#### [Requirement]
Return all the entries word for word, minus the pictures.

=====

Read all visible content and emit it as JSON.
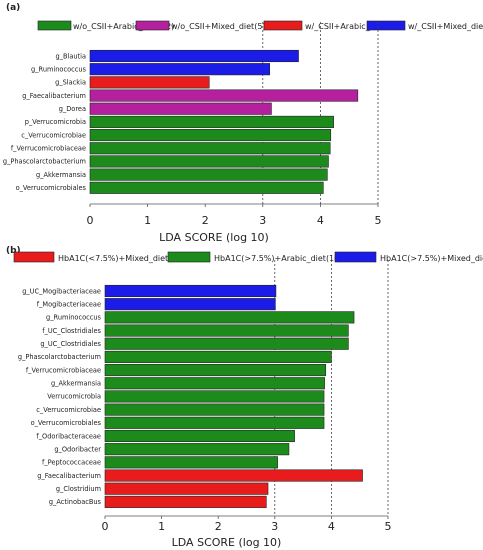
{
  "colors": {
    "green": "#1c8b1c",
    "magenta": "#b5209e",
    "red": "#e81c1c",
    "blue": "#1c1ce8",
    "bar_stroke": "#222222",
    "dotted": "#444444"
  },
  "chart_data": [
    {
      "panel": "(a)",
      "type": "bar",
      "orientation": "horizontal",
      "xlabel": "LDA SCORE (log 10)",
      "xlim": [
        0,
        5
      ],
      "xticks": [
        0,
        1,
        2,
        3,
        4,
        5
      ],
      "dotted_gridlines_at": [
        3,
        4,
        5
      ],
      "legend": [
        {
          "name": "w/o_CSII+Arabic_diet(12)",
          "color_key": "green"
        },
        {
          "name": "w/o_CSII+Mixed_diet(5)",
          "color_key": "magenta"
        },
        {
          "name": "w/_CSII+Arabic_diet(4)",
          "color_key": "red"
        },
        {
          "name": "w/_CSII+Mixed_diet(7)",
          "color_key": "blue"
        }
      ],
      "bars": [
        {
          "label": "g_Blautia",
          "value": 3.62,
          "color_key": "blue"
        },
        {
          "label": "g_Ruminococcus",
          "value": 3.12,
          "color_key": "blue"
        },
        {
          "label": "g_Slackia",
          "value": 2.07,
          "color_key": "red"
        },
        {
          "label": "g_Faecalibacterium",
          "value": 4.65,
          "color_key": "magenta"
        },
        {
          "label": "g_Dorea",
          "value": 3.15,
          "color_key": "magenta"
        },
        {
          "label": "p_Verrucomicrobia",
          "value": 4.23,
          "color_key": "green"
        },
        {
          "label": "c_Verrucomicrobiae",
          "value": 4.18,
          "color_key": "green"
        },
        {
          "label": "f_Verrucomicrobiaceae",
          "value": 4.17,
          "color_key": "green"
        },
        {
          "label": "g_Phascolarctobacterium",
          "value": 4.14,
          "color_key": "green"
        },
        {
          "label": "g_Akkermansia",
          "value": 4.12,
          "color_key": "green"
        },
        {
          "label": "o_Verrucomicrobiales",
          "value": 4.05,
          "color_key": "green"
        }
      ]
    },
    {
      "panel": "(b)",
      "type": "bar",
      "orientation": "horizontal",
      "xlabel": "LDA SCORE (log 10)",
      "xlim": [
        0,
        5
      ],
      "xticks": [
        0,
        1,
        2,
        3,
        4,
        5
      ],
      "dotted_gridlines_at": [
        3,
        4,
        5
      ],
      "legend": [
        {
          "name": "HbA1C(<7.5%)+Mixed_diet(4)",
          "color_key": "red"
        },
        {
          "name": "HbA1C(>7.5%)+Arabic_diet(10)",
          "color_key": "green"
        },
        {
          "name": "HbA1C(>7.5%)+Mixed_diet(8)",
          "color_key": "blue"
        }
      ],
      "bars": [
        {
          "label": "g_UC_Mogibacteriaceae",
          "value": 3.02,
          "color_key": "blue"
        },
        {
          "label": "f_Mogibacteriaceae",
          "value": 3.01,
          "color_key": "blue"
        },
        {
          "label": "g_Ruminococcus",
          "value": 4.4,
          "color_key": "green"
        },
        {
          "label": "f_UC_Clostridiales",
          "value": 4.3,
          "color_key": "green"
        },
        {
          "label": "g_UC_Clostridiales",
          "value": 4.3,
          "color_key": "green"
        },
        {
          "label": "g_Phascolarctobacterium",
          "value": 4.0,
          "color_key": "green"
        },
        {
          "label": "f_Verrucomicrobiaceae",
          "value": 3.9,
          "color_key": "green"
        },
        {
          "label": "g_Akkermansia",
          "value": 3.88,
          "color_key": "green"
        },
        {
          "label": "Verrucomicrobia",
          "value": 3.87,
          "color_key": "green"
        },
        {
          "label": "c_Verrucomicrobiae",
          "value": 3.87,
          "color_key": "green"
        },
        {
          "label": "o_Verrucomicrobiales",
          "value": 3.87,
          "color_key": "green"
        },
        {
          "label": "f_Odoribacteraceae",
          "value": 3.35,
          "color_key": "green"
        },
        {
          "label": "g_Odoribacter",
          "value": 3.25,
          "color_key": "green"
        },
        {
          "label": "f_Peptococcaceae",
          "value": 3.05,
          "color_key": "green"
        },
        {
          "label": "g_Faecalibacterium",
          "value": 4.55,
          "color_key": "red"
        },
        {
          "label": "g_Clostridium",
          "value": 2.88,
          "color_key": "red"
        },
        {
          "label": "g_ActinobacBus",
          "value": 2.85,
          "color_key": "red"
        }
      ]
    }
  ]
}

=====

#### [Exercise response]
Read all visible content and emit it as JSON.
{
  "colors": {
    "green": "#1c8b1c",
    "magenta": "#b5209e",
    "red": "#e81c1c",
    "blue": "#1c1ce8",
    "bar_stroke": "#222222",
    "dotted": "#444444"
  },
  "chart_data": [
    {
      "panel": "(a)",
      "type": "bar",
      "orientation": "horizontal",
      "xlabel": "LDA SCORE (log 10)",
      "xlim": [
        0,
        5
      ],
      "xticks": [
        0,
        1,
        2,
        3,
        4,
        5
      ],
      "dotted_gridlines_at": [
        3,
        4,
        5
      ],
      "legend": [
        {
          "name": "w/o_CSII+Arabic_diet(12)",
          "color_key": "green"
        },
        {
          "name": "w/o_CSII+Mixed_diet(5)",
          "color_key": "magenta"
        },
        {
          "name": "w/_CSII+Arabic_diet(4)",
          "color_key": "red"
        },
        {
          "name": "w/_CSII+Mixed_diet(7)",
          "color_key": "blue"
        }
      ],
      "bars": [
        {
          "label": "g_Blautia",
          "value": 3.62,
          "color_key": "blue"
        },
        {
          "label": "g_Ruminococcus",
          "value": 3.12,
          "color_key": "blue"
        },
        {
          "label": "g_Slackia",
          "value": 2.07,
          "color_key": "red"
        },
        {
          "label": "g_Faecalibacterium",
          "value": 4.65,
          "color_key": "magenta"
        },
        {
          "label": "g_Dorea",
          "value": 3.15,
          "color_key": "magenta"
        },
        {
          "label": "p_Verrucomicrobia",
          "value": 4.23,
          "color_key": "green"
        },
        {
          "label": "c_Verrucomicrobiae",
          "value": 4.18,
          "color_key": "green"
        },
        {
          "label": "f_Verrucomicrobiaceae",
          "value": 4.17,
          "color_key": "green"
        },
        {
          "label": "g_Phascolarctobacterium",
          "value": 4.14,
          "color_key": "green"
        },
        {
          "label": "g_Akkermansia",
          "value": 4.12,
          "color_key": "green"
        },
        {
          "label": "o_Verrucomicrobiales",
          "value": 4.05,
          "color_key": "green"
        }
      ]
    },
    {
      "panel": "(b)",
      "type": "bar",
      "orientation": "horizontal",
      "xlabel": "LDA SCORE (log 10)",
      "xlim": [
        0,
        5
      ],
      "xticks": [
        0,
        1,
        2,
        3,
        4,
        5
      ],
      "dotted_gridlines_at": [
        3,
        4,
        5
      ],
      "legend": [
        {
          "name": "HbA1C(<7.5%)+Mixed_diet(4)",
          "color_key": "red"
        },
        {
          "name": "HbA1C(>7.5%)+Arabic_diet(10)",
          "color_key": "green"
        },
        {
          "name": "HbA1C(>7.5%)+Mixed_diet(8)",
          "color_key": "blue"
        }
      ],
      "bars": [
        {
          "label": "g_UC_Mogibacteriaceae",
          "value": 3.02,
          "color_key": "blue"
        },
        {
          "label": "f_Mogibacteriaceae",
          "value": 3.01,
          "color_key": "blue"
        },
        {
          "label": "g_Ruminococcus",
          "value": 4.4,
          "color_key": "green"
        },
        {
          "label": "f_UC_Clostridiales",
          "value": 4.3,
          "color_key": "green"
        },
        {
          "label": "g_UC_Clostridiales",
          "value": 4.3,
          "color_key": "green"
        },
        {
          "label": "g_Phascolarctobacterium",
          "value": 4.0,
          "color_key": "green"
        },
        {
          "label": "f_Verrucomicrobiaceae",
          "value": 3.9,
          "color_key": "green"
        },
        {
          "label": "g_Akkermansia",
          "value": 3.88,
          "color_key": "green"
        },
        {
          "label": "Verrucomicrobia",
          "value": 3.87,
          "color_key": "green"
        },
        {
          "label": "c_Verrucomicrobiae",
          "value": 3.87,
          "color_key": "green"
        },
        {
          "label": "o_Verrucomicrobiales",
          "value": 3.87,
          "color_key": "green"
        },
        {
          "label": "f_Odoribacteraceae",
          "value": 3.35,
          "color_key": "green"
        },
        {
          "label": "g_Odoribacter",
          "value": 3.25,
          "color_key": "green"
        },
        {
          "label": "f_Peptococcaceae",
          "value": 3.05,
          "color_key": "green"
        },
        {
          "label": "g_Faecalibacterium",
          "value": 4.55,
          "color_key": "red"
        },
        {
          "label": "g_Clostridium",
          "value": 2.88,
          "color_key": "red"
        },
        {
          "label": "g_ActinobacBus",
          "value": 2.85,
          "color_key": "red"
        }
      ]
    }
  ]
}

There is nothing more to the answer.